_AIM_. For the entries below, how many lines include the word "Incidence"? Give the figure and nothing more.
--- Begin ---
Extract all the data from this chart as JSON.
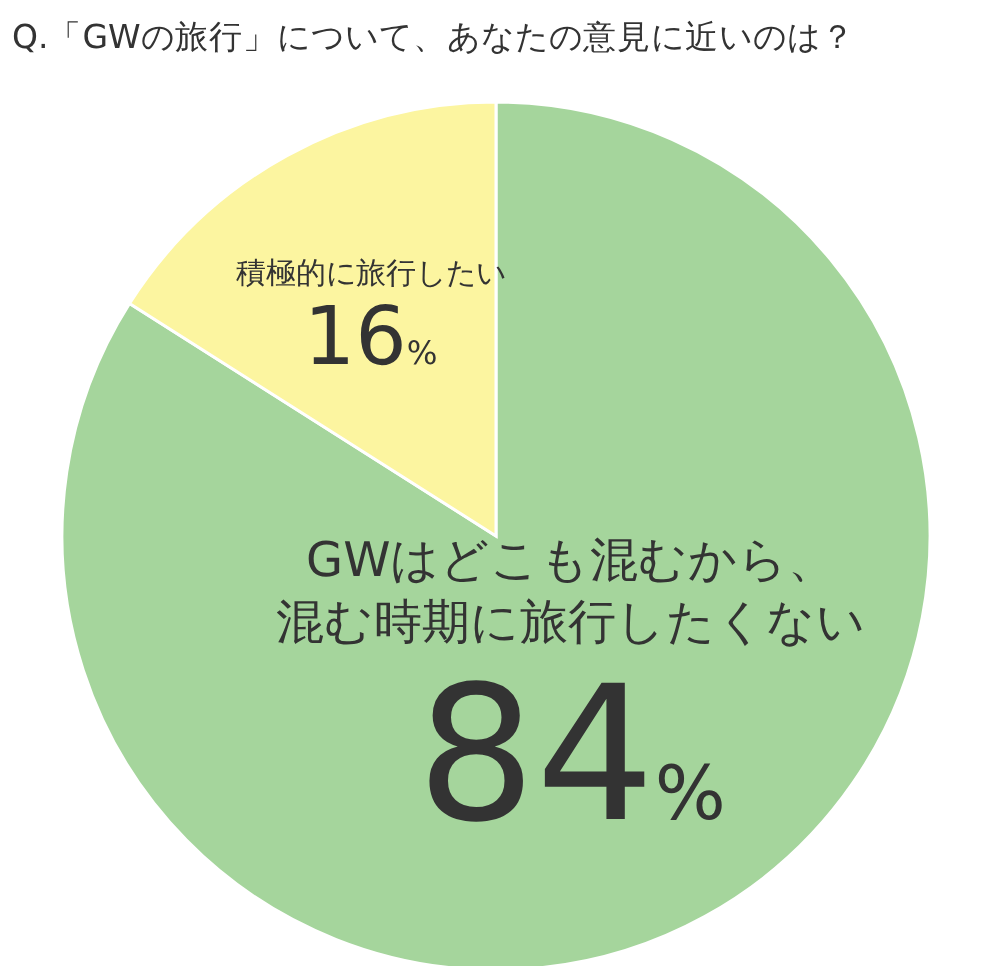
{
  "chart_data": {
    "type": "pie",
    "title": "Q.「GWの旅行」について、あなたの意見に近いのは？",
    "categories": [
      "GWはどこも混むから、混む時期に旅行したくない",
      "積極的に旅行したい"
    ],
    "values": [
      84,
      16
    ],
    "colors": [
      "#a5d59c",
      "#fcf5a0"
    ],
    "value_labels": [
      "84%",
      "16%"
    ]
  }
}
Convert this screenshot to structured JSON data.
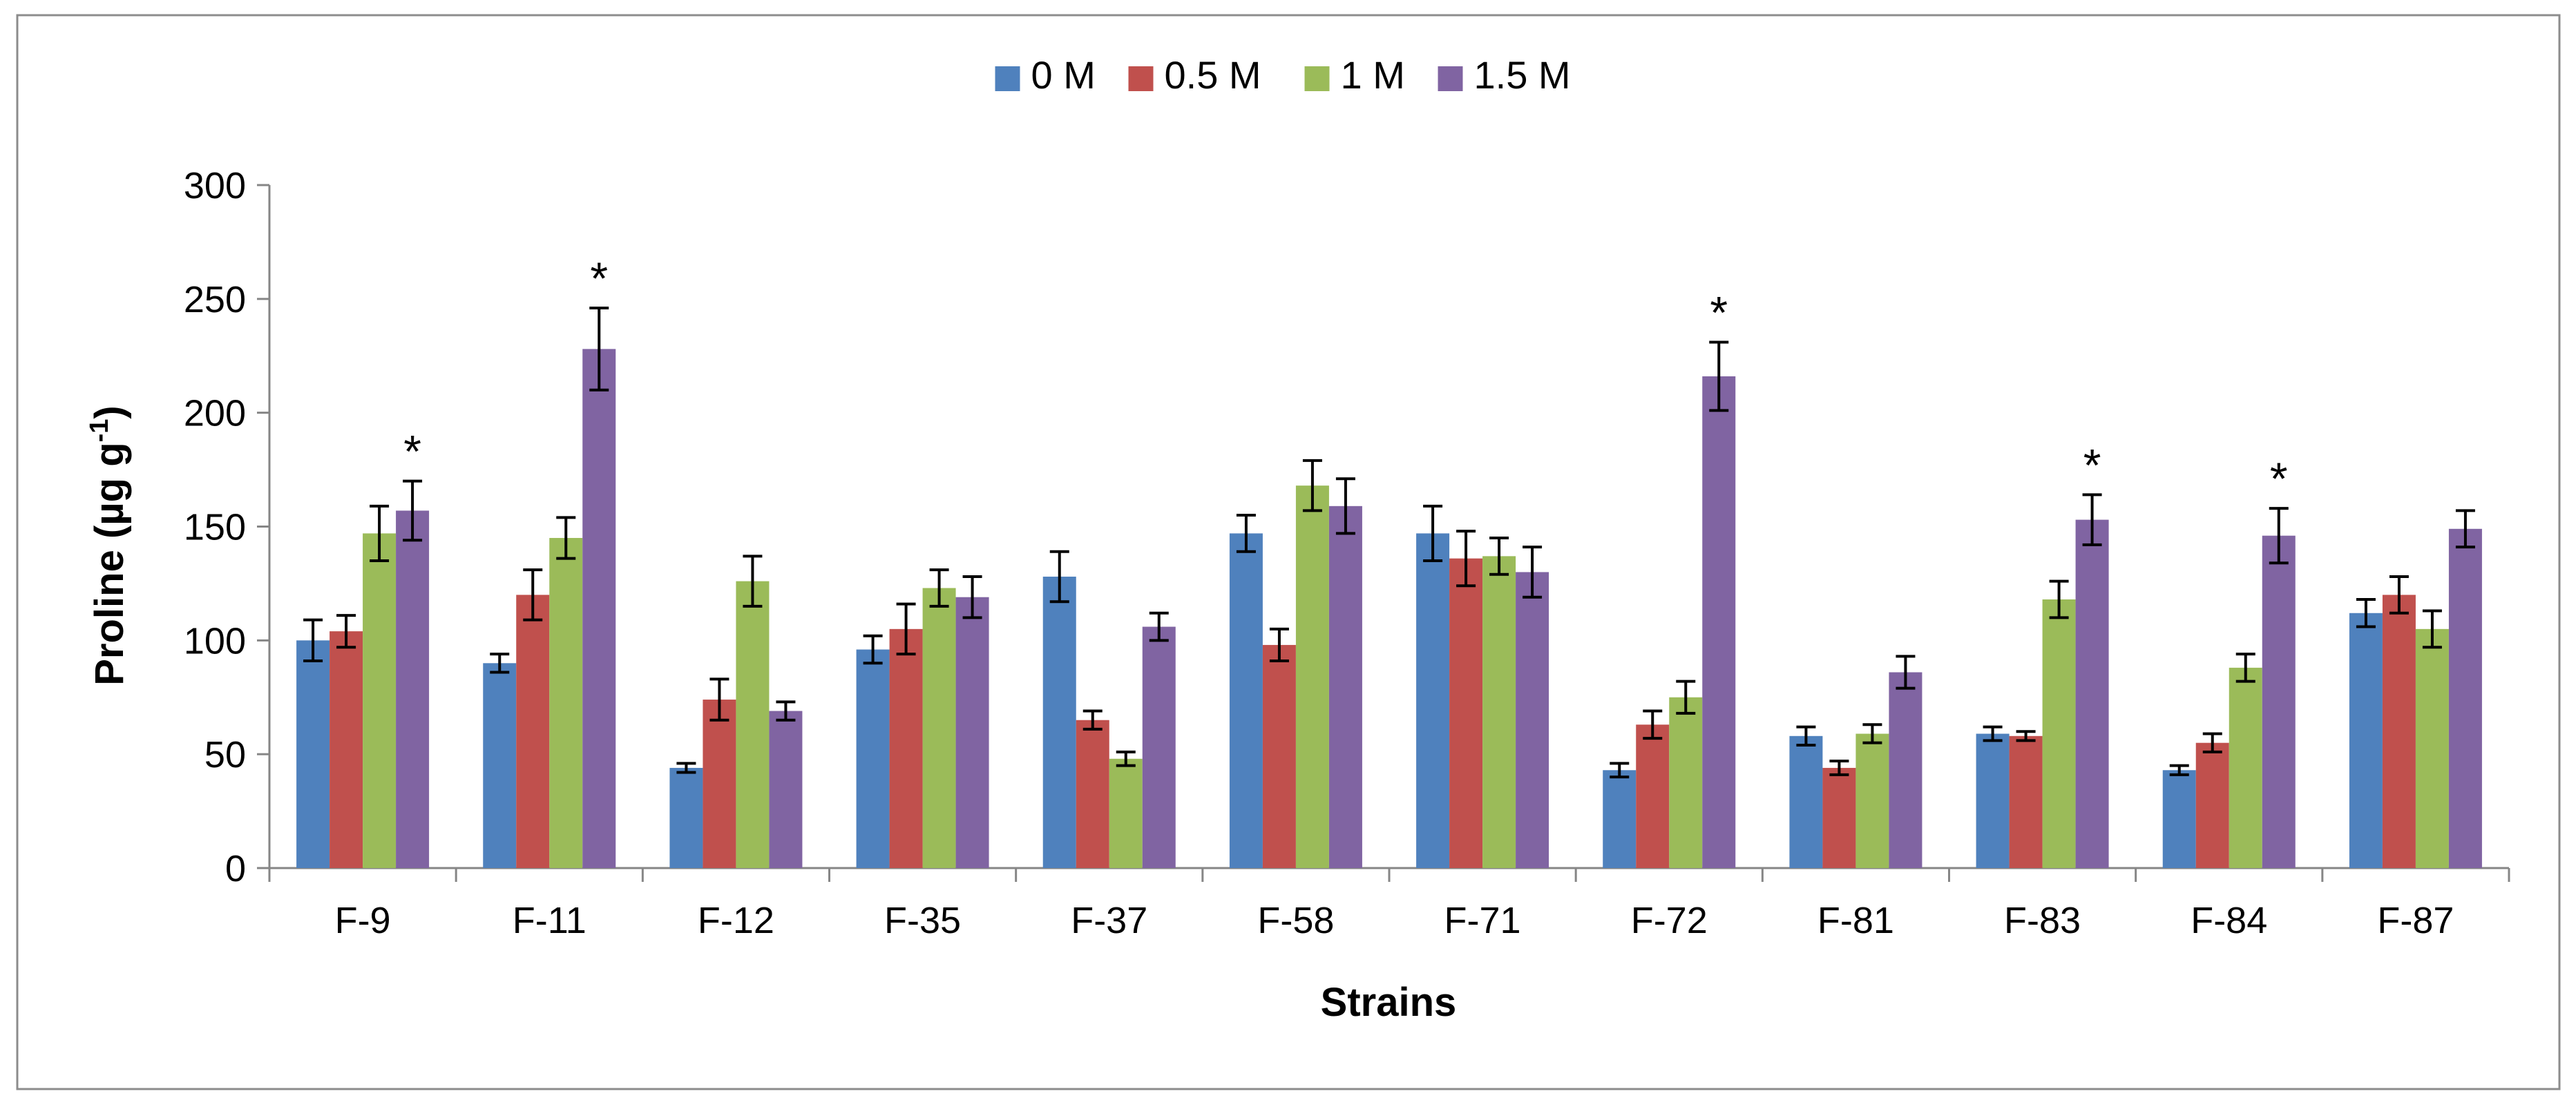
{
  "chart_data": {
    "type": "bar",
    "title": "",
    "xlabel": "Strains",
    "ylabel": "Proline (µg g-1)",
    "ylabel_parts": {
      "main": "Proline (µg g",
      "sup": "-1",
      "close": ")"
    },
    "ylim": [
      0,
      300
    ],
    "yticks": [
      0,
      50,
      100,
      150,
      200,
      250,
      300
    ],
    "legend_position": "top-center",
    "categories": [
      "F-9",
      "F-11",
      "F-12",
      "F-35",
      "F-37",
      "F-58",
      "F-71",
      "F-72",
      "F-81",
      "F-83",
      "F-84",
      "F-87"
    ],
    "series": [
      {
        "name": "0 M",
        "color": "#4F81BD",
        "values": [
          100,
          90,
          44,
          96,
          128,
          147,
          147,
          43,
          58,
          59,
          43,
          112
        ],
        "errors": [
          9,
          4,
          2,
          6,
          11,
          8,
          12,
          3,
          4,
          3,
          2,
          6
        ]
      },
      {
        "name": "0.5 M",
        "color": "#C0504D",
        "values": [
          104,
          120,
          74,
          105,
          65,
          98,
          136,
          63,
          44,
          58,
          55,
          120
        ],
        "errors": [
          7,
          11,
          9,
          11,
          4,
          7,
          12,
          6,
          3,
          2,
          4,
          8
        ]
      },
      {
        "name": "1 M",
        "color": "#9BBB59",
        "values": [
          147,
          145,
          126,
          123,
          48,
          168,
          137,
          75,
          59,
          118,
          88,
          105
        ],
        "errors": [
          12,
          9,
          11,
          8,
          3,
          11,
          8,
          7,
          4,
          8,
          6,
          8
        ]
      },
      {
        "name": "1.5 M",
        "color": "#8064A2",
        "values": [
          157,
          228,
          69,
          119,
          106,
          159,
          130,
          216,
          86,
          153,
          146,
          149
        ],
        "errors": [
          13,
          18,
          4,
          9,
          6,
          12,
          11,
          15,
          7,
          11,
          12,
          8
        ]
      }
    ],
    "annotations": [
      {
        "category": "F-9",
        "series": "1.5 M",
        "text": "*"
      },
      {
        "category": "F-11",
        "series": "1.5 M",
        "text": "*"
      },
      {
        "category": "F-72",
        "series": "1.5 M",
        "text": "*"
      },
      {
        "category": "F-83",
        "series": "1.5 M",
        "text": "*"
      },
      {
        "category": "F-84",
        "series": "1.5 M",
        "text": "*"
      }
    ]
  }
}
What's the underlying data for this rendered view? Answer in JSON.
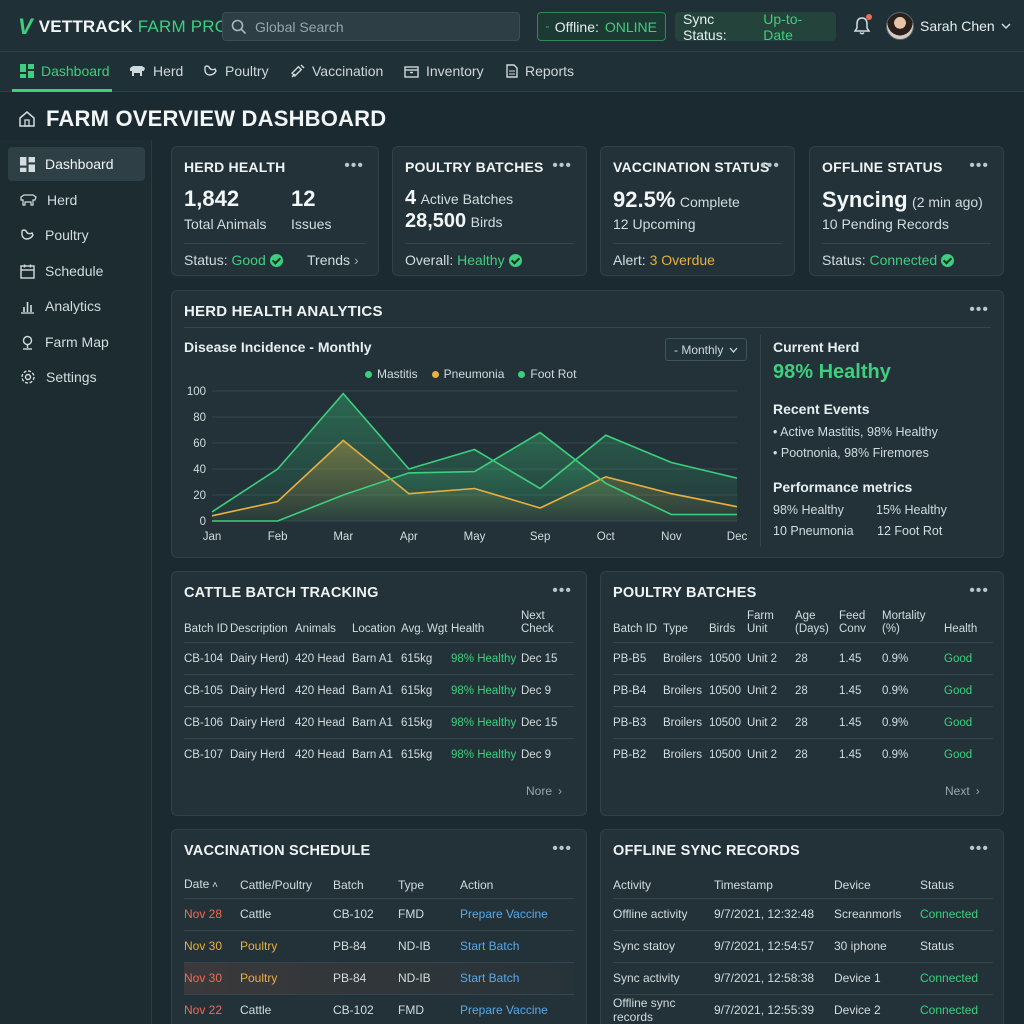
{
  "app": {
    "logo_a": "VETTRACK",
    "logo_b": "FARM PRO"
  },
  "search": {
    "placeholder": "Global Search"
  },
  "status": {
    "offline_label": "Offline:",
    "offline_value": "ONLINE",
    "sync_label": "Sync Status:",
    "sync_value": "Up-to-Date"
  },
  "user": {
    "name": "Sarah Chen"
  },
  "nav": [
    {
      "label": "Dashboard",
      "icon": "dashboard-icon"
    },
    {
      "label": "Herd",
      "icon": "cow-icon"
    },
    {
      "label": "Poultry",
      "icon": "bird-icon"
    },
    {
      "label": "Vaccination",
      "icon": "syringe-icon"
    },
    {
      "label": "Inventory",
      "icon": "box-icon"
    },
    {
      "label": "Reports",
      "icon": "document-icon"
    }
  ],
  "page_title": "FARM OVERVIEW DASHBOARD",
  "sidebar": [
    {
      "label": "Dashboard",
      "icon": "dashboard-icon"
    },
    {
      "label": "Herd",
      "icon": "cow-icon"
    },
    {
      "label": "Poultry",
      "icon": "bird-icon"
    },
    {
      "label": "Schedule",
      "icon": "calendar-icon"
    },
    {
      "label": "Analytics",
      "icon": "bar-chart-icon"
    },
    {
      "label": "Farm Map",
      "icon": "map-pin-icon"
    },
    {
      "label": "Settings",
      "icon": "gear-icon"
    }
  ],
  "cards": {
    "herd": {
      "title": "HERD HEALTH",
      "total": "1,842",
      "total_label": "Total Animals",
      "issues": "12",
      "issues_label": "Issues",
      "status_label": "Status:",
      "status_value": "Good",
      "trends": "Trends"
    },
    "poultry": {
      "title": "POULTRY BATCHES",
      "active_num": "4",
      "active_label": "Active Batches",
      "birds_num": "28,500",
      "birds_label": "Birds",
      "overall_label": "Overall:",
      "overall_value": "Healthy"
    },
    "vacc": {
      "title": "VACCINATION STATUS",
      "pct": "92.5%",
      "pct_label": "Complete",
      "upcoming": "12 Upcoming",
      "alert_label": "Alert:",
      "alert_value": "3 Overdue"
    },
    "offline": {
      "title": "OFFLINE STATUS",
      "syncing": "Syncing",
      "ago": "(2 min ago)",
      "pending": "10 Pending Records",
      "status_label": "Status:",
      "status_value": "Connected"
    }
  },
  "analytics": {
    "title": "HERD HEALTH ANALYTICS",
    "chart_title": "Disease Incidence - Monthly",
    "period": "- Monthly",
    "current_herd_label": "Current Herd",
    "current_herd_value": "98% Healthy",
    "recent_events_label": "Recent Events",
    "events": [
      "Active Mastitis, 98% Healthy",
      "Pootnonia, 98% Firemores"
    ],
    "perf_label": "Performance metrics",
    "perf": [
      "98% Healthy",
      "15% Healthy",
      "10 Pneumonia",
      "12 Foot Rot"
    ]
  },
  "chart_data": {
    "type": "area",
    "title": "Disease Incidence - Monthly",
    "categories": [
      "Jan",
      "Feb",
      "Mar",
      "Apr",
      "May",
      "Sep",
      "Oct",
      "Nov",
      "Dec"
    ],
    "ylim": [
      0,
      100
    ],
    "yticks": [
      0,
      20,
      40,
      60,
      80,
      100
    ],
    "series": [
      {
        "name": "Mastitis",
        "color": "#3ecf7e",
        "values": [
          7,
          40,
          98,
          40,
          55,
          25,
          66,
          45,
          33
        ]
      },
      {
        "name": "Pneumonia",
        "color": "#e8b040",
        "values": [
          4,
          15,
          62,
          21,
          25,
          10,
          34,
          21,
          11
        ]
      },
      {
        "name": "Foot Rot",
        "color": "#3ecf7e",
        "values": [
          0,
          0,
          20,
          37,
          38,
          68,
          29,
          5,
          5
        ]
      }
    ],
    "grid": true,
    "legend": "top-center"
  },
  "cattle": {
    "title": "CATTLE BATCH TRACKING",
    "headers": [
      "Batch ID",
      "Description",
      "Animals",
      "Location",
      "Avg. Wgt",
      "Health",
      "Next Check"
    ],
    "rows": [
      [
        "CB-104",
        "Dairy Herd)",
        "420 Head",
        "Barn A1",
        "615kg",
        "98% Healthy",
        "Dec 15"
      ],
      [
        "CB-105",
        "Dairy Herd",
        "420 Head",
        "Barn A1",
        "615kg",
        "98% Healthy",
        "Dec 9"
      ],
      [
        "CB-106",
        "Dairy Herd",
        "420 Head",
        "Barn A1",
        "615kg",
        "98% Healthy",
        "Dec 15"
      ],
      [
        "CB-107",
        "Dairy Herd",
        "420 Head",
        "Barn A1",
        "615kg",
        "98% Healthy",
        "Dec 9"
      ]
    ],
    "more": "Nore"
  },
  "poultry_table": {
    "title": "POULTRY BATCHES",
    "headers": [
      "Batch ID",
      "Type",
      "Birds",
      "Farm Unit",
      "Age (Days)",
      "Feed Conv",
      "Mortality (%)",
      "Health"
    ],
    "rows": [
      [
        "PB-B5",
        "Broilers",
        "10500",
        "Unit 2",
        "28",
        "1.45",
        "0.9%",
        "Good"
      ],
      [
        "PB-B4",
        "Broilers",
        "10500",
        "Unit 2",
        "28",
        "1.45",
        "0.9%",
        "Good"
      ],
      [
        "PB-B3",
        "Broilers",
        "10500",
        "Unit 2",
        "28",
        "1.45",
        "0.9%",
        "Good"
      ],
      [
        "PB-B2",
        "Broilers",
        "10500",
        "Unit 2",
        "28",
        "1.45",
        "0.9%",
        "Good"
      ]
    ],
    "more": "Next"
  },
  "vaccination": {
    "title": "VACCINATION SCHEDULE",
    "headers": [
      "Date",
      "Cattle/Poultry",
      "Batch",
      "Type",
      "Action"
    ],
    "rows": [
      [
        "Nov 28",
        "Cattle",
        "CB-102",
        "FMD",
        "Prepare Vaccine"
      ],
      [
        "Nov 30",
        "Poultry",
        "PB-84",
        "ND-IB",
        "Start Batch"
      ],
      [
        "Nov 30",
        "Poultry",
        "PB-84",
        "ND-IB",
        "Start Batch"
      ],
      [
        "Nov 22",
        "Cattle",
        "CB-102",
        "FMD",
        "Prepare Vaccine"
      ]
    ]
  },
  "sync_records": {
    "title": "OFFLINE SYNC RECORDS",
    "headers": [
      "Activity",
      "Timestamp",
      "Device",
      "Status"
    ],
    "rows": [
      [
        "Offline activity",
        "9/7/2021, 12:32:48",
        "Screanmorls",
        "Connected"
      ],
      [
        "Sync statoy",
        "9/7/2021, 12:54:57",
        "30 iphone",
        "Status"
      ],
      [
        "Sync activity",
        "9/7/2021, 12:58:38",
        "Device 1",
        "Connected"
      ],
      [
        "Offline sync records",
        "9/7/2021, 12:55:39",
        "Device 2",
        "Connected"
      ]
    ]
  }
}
--- End ---
_CORRECT RESULT_. 2